Report all lines from the entries below in which "ylabel" appears.

Figure contents as structured data:
[Start]

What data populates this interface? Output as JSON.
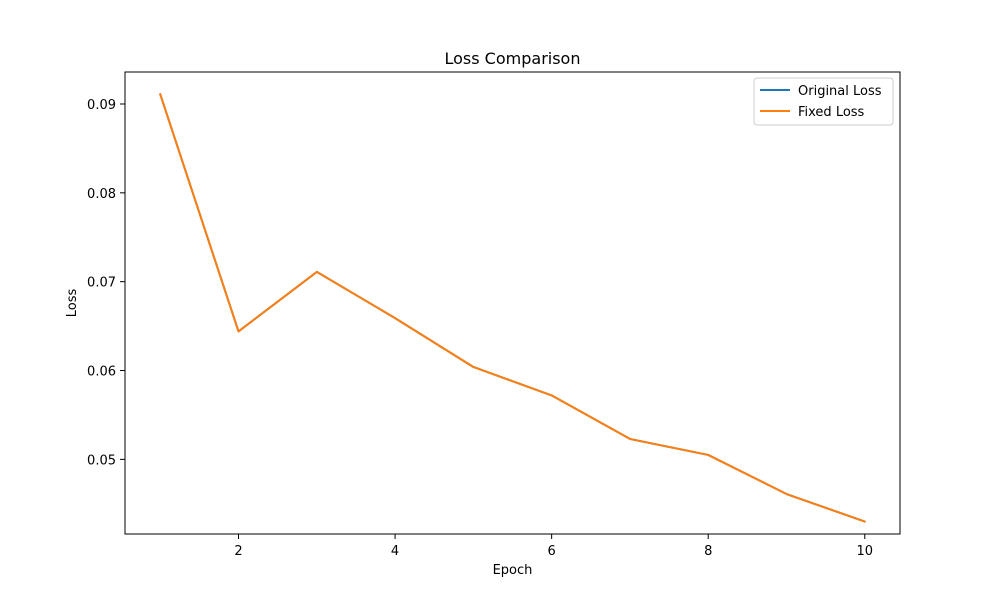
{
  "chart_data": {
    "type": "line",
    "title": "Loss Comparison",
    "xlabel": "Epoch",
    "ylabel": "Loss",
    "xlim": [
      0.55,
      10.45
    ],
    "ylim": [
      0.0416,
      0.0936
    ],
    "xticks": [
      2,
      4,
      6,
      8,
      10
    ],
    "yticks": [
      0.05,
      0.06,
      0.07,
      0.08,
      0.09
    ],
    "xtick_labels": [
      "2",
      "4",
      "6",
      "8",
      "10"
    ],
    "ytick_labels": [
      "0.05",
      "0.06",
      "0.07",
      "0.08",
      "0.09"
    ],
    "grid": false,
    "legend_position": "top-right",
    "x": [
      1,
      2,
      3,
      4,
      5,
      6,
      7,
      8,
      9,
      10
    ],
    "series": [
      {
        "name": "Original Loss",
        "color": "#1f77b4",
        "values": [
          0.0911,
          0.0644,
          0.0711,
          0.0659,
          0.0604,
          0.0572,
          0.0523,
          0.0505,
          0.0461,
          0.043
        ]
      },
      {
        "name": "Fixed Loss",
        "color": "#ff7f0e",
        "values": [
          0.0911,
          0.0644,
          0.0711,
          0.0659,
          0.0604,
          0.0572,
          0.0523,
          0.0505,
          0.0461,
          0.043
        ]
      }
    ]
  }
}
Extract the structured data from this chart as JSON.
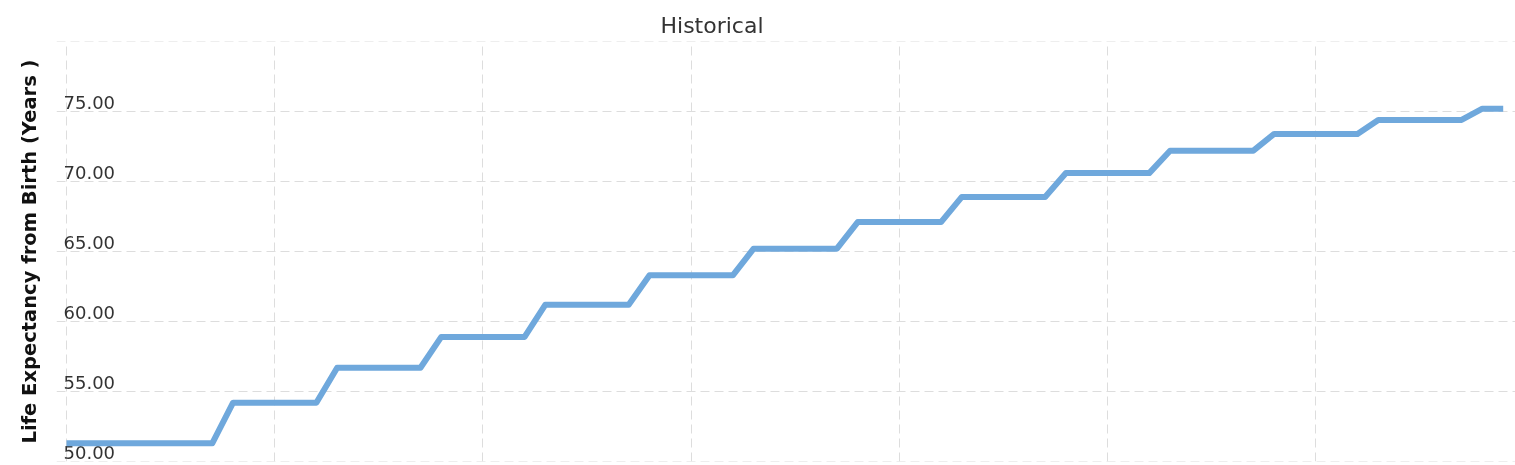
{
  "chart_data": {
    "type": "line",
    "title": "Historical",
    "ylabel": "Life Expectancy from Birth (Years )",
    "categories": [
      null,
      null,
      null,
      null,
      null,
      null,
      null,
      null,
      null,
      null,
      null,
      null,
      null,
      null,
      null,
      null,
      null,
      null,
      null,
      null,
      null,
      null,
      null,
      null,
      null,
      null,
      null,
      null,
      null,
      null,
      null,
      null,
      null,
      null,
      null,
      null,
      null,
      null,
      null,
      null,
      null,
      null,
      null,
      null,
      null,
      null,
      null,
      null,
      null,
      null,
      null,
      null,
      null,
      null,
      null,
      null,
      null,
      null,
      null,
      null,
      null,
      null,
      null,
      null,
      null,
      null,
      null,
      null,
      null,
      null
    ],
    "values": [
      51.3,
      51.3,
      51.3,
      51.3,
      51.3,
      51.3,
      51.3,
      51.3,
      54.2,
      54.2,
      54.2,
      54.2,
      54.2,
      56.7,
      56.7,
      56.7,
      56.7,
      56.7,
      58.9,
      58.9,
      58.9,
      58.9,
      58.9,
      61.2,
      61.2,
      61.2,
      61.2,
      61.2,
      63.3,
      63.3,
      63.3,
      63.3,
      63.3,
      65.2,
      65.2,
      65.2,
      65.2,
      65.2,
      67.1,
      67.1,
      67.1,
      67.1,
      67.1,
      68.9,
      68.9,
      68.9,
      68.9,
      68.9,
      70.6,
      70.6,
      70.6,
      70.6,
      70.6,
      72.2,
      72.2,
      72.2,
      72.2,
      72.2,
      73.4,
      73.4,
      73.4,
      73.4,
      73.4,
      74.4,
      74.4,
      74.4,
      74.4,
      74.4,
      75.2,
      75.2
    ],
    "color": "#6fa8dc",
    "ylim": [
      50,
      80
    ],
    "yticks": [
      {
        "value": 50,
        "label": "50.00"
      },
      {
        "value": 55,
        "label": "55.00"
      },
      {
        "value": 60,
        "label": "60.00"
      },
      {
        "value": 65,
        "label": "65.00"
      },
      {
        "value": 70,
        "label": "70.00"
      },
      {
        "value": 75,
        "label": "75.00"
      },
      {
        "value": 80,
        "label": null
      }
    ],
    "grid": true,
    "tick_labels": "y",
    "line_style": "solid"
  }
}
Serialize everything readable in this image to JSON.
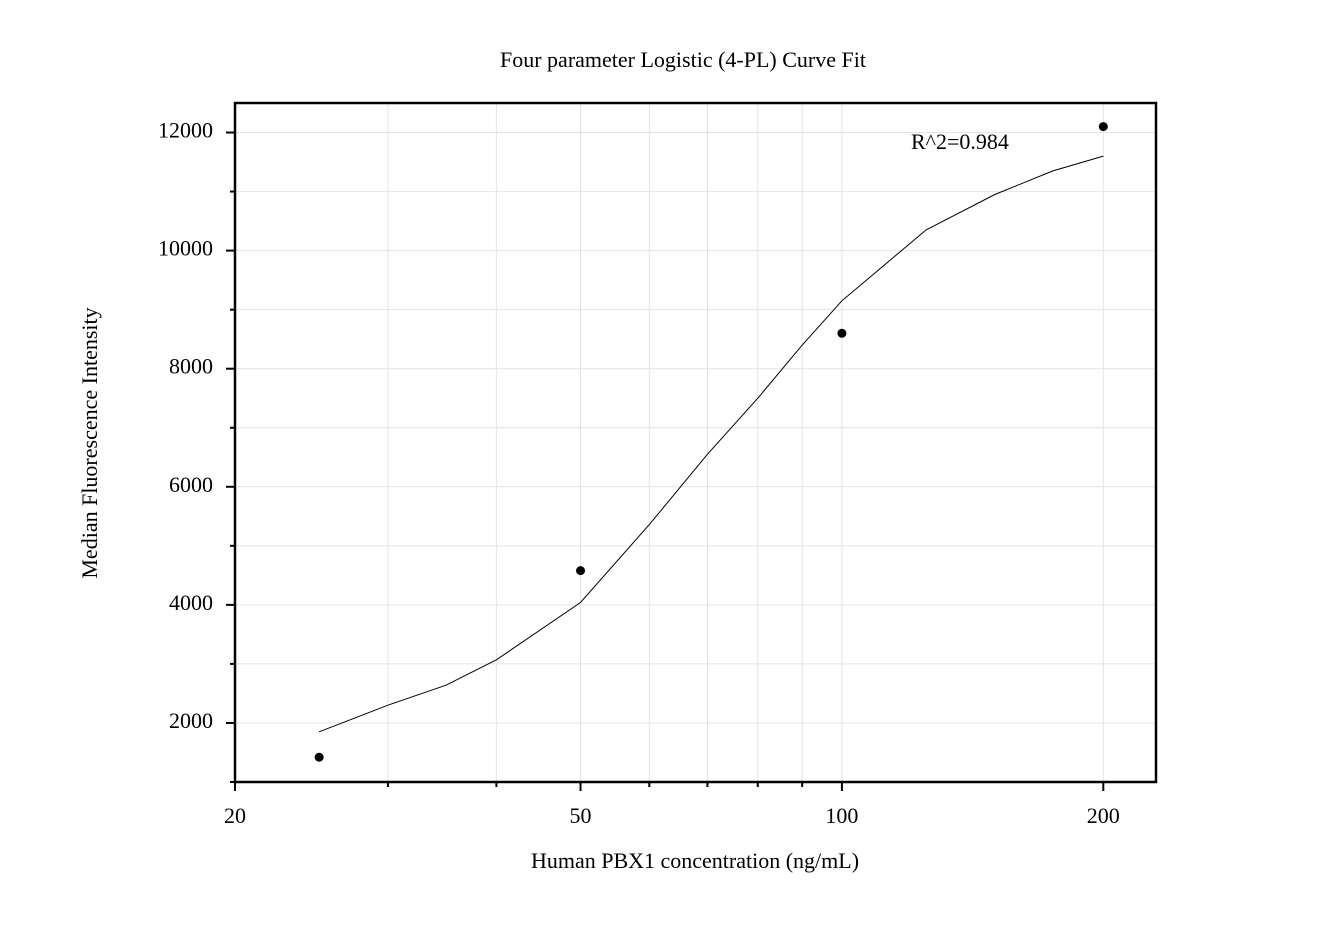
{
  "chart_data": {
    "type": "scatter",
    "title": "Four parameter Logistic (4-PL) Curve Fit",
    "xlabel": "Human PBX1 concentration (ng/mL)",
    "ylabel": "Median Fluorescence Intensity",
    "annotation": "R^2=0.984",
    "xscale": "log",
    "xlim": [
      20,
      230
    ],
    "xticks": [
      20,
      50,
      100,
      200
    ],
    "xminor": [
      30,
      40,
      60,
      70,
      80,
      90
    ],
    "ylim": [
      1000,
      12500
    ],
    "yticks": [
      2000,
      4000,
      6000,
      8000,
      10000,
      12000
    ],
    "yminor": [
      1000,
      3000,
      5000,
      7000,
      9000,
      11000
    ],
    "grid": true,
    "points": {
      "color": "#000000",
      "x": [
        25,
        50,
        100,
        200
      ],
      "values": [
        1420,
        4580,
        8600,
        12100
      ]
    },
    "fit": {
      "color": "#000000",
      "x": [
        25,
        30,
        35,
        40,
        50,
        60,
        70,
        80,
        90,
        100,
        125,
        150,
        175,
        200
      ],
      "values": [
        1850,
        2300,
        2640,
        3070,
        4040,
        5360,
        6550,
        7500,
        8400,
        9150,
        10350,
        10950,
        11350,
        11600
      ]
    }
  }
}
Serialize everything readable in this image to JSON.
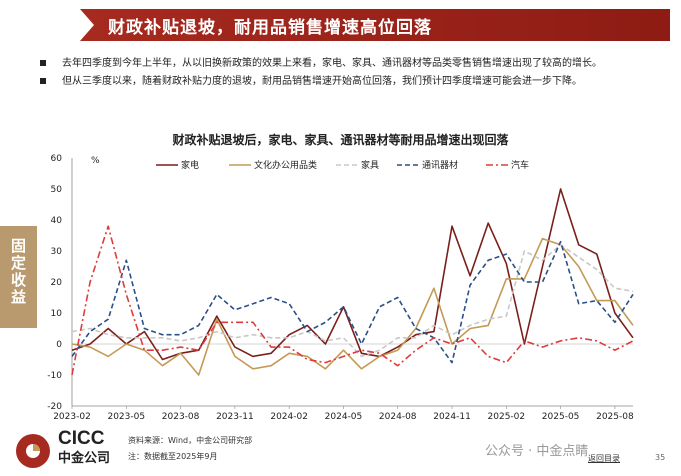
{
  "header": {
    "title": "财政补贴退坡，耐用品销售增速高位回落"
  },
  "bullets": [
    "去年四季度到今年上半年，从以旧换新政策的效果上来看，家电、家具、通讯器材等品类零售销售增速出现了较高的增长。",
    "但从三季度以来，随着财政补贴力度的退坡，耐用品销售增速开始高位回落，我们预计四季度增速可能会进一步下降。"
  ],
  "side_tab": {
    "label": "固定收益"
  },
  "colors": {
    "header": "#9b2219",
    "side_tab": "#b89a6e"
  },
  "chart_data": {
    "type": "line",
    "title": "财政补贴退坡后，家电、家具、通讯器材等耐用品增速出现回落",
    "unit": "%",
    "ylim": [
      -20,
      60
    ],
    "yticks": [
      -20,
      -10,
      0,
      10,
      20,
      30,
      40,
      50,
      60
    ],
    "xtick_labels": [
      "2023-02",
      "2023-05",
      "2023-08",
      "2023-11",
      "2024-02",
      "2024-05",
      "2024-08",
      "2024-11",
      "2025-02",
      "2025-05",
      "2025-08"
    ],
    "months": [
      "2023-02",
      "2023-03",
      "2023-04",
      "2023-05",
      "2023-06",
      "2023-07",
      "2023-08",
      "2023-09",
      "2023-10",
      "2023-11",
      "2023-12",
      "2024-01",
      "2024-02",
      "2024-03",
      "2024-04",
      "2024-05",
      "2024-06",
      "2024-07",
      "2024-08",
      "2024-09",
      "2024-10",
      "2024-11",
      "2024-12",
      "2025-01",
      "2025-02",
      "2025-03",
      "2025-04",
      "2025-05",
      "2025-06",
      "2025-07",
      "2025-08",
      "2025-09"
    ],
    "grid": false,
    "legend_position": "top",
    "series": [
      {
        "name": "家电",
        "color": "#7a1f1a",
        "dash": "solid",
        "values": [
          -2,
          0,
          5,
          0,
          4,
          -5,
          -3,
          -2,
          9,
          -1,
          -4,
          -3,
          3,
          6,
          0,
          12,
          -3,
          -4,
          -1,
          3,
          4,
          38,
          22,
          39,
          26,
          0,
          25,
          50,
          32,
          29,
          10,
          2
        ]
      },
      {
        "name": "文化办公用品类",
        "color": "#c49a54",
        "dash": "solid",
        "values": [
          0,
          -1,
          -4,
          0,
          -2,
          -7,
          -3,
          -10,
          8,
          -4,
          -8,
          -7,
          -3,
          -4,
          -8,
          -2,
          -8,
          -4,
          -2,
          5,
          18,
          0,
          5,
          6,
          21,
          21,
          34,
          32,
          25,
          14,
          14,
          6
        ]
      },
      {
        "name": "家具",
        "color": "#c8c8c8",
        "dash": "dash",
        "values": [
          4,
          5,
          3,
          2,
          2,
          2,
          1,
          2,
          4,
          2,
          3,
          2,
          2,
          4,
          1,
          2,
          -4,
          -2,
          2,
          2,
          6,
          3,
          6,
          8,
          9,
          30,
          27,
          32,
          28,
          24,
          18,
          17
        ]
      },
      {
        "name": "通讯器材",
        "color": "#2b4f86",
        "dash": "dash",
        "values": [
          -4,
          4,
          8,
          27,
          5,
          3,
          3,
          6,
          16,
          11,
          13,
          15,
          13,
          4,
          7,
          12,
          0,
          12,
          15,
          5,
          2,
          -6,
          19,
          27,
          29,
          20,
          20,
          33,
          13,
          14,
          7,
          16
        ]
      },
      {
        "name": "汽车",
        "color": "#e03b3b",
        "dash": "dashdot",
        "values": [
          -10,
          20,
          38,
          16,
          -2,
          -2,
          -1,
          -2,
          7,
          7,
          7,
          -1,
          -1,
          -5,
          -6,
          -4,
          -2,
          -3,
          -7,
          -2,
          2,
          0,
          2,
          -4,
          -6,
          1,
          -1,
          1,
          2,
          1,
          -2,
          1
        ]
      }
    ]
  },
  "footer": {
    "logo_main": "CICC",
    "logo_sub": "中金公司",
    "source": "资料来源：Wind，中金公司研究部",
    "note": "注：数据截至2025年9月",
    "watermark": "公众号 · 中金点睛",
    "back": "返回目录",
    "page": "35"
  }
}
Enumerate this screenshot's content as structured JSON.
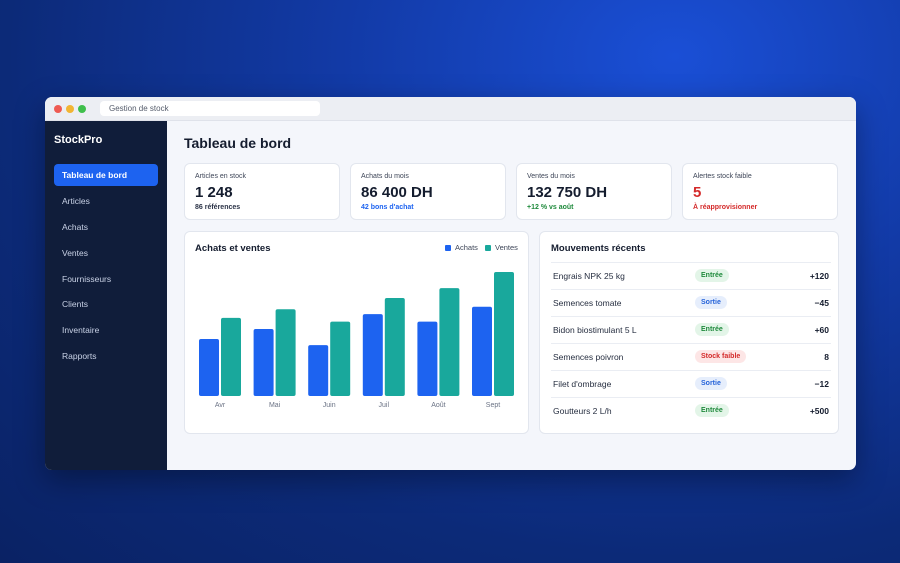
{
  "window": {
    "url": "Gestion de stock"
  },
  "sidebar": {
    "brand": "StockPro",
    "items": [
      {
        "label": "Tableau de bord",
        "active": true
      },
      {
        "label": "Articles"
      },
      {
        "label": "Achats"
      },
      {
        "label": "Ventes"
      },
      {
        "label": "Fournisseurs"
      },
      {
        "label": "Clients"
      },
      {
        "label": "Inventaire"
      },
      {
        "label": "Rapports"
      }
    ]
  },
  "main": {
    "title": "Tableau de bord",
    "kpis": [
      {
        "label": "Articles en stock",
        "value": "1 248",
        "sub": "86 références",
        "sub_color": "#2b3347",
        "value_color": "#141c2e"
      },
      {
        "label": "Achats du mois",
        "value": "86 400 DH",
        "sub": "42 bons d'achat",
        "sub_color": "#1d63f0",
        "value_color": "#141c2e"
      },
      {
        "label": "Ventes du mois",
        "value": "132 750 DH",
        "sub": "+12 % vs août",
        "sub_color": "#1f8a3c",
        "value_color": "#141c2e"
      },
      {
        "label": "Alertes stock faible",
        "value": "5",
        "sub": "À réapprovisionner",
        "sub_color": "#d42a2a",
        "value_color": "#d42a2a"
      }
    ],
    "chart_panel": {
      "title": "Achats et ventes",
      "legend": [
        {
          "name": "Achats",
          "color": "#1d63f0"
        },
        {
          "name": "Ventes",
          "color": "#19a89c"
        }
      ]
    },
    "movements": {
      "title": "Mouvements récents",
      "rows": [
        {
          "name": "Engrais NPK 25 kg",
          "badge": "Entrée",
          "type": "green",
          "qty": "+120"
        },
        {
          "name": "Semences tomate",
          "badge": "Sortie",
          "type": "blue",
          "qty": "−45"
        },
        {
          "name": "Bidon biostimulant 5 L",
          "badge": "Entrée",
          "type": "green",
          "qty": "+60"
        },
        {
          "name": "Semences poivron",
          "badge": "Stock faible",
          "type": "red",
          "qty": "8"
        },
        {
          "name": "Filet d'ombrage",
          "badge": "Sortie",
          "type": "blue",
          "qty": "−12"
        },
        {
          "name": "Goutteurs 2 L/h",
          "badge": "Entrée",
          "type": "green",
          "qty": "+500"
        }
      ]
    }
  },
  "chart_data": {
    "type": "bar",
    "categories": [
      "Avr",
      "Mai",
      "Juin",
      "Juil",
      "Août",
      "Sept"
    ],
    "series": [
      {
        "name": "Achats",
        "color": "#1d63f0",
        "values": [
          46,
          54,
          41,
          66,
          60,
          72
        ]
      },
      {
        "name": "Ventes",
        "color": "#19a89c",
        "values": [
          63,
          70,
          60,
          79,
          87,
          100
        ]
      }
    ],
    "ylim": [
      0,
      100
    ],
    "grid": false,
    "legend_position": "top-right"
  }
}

[End]

ANSWER TO THIS EXERCISE:
    "ylabel": "Loss",
    "ylabel": "Life Expectancy from Birth (Years )",
    "ylabel": "Median Fluorescence Intensity",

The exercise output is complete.